Exercise objective
Print the complete set of entries exactly.

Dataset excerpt
↓↓↓

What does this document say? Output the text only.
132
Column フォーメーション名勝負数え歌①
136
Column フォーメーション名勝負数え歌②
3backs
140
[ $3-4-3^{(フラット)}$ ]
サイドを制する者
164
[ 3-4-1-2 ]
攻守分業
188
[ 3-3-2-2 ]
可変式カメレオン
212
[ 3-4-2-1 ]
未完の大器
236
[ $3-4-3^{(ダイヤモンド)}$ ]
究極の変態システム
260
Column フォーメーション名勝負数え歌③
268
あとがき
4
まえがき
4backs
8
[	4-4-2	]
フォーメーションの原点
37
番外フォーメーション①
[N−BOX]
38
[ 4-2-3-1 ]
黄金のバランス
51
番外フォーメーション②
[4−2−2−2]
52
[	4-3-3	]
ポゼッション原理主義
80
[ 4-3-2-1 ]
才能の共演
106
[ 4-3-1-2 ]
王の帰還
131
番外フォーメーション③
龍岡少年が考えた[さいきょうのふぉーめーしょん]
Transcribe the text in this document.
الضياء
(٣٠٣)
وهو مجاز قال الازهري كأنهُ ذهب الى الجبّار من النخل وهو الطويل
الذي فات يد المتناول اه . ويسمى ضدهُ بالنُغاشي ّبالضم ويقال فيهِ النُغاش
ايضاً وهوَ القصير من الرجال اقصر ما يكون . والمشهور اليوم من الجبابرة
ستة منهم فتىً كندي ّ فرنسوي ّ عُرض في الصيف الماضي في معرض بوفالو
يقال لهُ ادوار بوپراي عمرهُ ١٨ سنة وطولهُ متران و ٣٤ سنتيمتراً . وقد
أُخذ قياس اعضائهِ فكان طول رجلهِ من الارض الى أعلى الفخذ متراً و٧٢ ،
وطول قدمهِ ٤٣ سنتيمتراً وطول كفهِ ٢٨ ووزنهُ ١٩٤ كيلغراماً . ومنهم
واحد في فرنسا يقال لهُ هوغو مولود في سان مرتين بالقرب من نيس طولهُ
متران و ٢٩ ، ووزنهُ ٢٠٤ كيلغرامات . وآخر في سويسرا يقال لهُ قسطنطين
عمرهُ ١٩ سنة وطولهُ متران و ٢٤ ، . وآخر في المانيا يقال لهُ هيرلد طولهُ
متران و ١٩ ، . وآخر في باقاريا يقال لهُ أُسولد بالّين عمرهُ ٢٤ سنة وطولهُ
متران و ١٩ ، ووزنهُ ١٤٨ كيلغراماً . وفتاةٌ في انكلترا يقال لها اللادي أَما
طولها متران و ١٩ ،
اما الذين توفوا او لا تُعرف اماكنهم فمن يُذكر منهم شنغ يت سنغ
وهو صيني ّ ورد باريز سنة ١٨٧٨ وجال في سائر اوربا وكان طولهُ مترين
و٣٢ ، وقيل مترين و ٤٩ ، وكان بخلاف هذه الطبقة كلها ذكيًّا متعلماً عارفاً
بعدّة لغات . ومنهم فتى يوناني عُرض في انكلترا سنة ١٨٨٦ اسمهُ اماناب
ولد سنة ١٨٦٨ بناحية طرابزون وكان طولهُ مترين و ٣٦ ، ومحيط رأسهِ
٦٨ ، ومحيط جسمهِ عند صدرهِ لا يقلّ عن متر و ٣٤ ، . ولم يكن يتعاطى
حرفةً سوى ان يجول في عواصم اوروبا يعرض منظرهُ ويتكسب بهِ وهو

↑↑↑

Output below
What does this document say? Output the text only.
132
Column フォーメーション名勝負数え歌①
136
Column フォーメーション名勝負数え歌②
3backs
140
[ $3-4-3^{(フラット)}$ ]
サイドを制する者
164
[ 3-4-1-2 ]
攻守分業
188
[ 3-3-2-2 ]
可変式カメレオン
212
[ 3-4-2-1 ]
未完の大器
236
[ $3-4-3^{(ダイヤモンド)}$ ]
究極の変態システム
260
Column フォーメーション名勝負数え歌③
268
あとがき
4
まえがき
4backs
8
[	4-4-2	]
フォーメーションの原点
37
番外フォーメーション①
[N−BOX]
38
[ 4-2-3-1 ]
黄金のバランス
51
番外フォーメーション②
[4−2−2−2]
52
[	4-3-3	]
ポゼッション原理主義
80
[ 4-3-2-1 ]
才能の共演
106
[ 4-3-1-2 ]
王の帰還
131
番外フォーメーション③
龍岡少年が考えた[さいきょうのふぉーめーしょん]
Transcribe the text in this document.
الضياء
(٣٠٣)
وهو مجاز قال الازهري كأنهُ ذهب الى الجبّار من النخل وهو الطويل
الذي فات يد المتناول اه . ويسمى ضدهُ بالنُغاشي ّبالضم ويقال فيهِ النُغاش
ايضاً وهوَ القصير من الرجال اقصر ما يكون . والمشهور اليوم من الجبابرة
ستة منهم فتىً كندي ّ فرنسوي ّ عُرض في الصيف الماضي في معرض بوفالو
يقال لهُ ادوار بوپراي عمرهُ ١٨ سنة وطولهُ متران و ٣٤ سنتيمتراً . وقد
أُخذ قياس اعضائهِ فكان طول رجلهِ من الارض الى أعلى الفخذ متراً و٧٢ ،
وطول قدمهِ ٤٣ سنتيمتراً وطول كفهِ ٢٨ ووزنهُ ١٩٤ كيلغراماً . ومنهم
واحد في فرنسا يقال لهُ هوغو مولود في سان مرتين بالقرب من نيس طولهُ
متران و ٢٩ ، ووزنهُ ٢٠٤ كيلغرامات . وآخر في سويسرا يقال لهُ قسطنطين
عمرهُ ١٩ سنة وطولهُ متران و ٢٤ ، . وآخر في المانيا يقال لهُ هيرلد طولهُ
متران و ١٩ ، . وآخر في باقاريا يقال لهُ أُسولد بالّين عمرهُ ٢٤ سنة وطولهُ
متران و ١٩ ، ووزنهُ ١٤٨ كيلغراماً . وفتاةٌ في انكلترا يقال لها اللادي أَما
طولها متران و ١٩ ،
اما الذين توفوا او لا تُعرف اماكنهم فمن يُذكر منهم شنغ يت سنغ
وهو صيني ّ ورد باريز سنة ١٨٧٨ وجال في سائر اوربا وكان طولهُ مترين
و٣٢ ، وقيل مترين و ٤٩ ، وكان بخلاف هذه الطبقة كلها ذكيًّا متعلماً عارفاً
بعدّة لغات . ومنهم فتى يوناني عُرض في انكلترا سنة ١٨٨٦ اسمهُ اماناب
ولد سنة ١٨٦٨ بناحية طرابزون وكان طولهُ مترين و ٣٦ ، ومحيط رأسهِ
٦٨ ، ومحيط جسمهِ عند صدرهِ لا يقلّ عن متر و ٣٤ ، . ولم يكن يتعاطى
حرفةً سوى ان يجول في عواصم اوروبا يعرض منظرهُ ويتكسب بهِ وهو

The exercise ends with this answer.